▶ **Exercise inputs**:
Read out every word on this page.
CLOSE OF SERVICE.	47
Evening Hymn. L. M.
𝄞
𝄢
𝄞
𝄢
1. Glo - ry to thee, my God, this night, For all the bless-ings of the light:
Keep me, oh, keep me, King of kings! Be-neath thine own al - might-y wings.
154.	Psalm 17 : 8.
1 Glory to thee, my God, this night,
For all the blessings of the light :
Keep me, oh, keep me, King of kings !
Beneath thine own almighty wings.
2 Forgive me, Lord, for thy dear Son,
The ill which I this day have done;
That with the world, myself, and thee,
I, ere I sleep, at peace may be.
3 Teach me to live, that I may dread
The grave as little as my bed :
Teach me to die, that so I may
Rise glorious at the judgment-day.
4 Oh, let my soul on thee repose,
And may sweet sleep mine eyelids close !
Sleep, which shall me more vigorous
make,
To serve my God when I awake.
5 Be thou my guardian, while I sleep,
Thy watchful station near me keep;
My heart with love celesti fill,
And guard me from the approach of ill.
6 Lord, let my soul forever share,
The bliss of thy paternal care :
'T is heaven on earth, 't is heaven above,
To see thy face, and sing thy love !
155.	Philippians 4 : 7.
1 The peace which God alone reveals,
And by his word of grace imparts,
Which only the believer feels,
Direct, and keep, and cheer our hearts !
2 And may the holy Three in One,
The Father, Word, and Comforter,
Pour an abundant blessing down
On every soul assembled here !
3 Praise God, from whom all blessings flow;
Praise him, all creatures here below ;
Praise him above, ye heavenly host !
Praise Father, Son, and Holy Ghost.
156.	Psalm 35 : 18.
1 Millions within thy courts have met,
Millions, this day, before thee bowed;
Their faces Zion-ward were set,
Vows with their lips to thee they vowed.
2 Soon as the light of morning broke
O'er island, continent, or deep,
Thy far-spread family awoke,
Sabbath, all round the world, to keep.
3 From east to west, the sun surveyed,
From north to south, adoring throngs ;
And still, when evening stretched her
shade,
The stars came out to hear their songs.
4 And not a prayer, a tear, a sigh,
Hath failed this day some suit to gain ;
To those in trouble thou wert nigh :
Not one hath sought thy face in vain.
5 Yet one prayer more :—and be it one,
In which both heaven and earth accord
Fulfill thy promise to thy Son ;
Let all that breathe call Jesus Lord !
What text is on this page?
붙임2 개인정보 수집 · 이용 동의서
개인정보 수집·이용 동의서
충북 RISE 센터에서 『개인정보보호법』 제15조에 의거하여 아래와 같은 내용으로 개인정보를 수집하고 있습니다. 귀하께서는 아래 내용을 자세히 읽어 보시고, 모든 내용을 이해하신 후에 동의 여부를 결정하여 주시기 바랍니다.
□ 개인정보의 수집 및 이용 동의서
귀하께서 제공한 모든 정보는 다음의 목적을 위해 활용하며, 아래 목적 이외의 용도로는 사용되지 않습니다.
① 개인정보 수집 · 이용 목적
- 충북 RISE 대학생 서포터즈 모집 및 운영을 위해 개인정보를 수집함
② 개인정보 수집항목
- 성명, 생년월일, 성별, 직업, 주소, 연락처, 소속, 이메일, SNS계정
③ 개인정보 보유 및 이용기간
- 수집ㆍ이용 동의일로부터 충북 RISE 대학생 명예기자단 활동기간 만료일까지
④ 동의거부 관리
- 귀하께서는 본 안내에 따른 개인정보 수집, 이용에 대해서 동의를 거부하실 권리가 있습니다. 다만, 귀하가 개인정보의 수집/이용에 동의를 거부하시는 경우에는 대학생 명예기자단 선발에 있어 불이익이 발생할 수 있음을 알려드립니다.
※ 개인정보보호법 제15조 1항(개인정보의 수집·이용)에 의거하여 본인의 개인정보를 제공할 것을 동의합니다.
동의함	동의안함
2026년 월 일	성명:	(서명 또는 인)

▶ **What the exercise asks**: Identify each line containing the string "kings" and copy it out.

▶ **Correct answer**:
Keep me, oh, keep me, King of kings! Be-neath thine own al - might-y wings.
Keep me, oh, keep me, King of kings !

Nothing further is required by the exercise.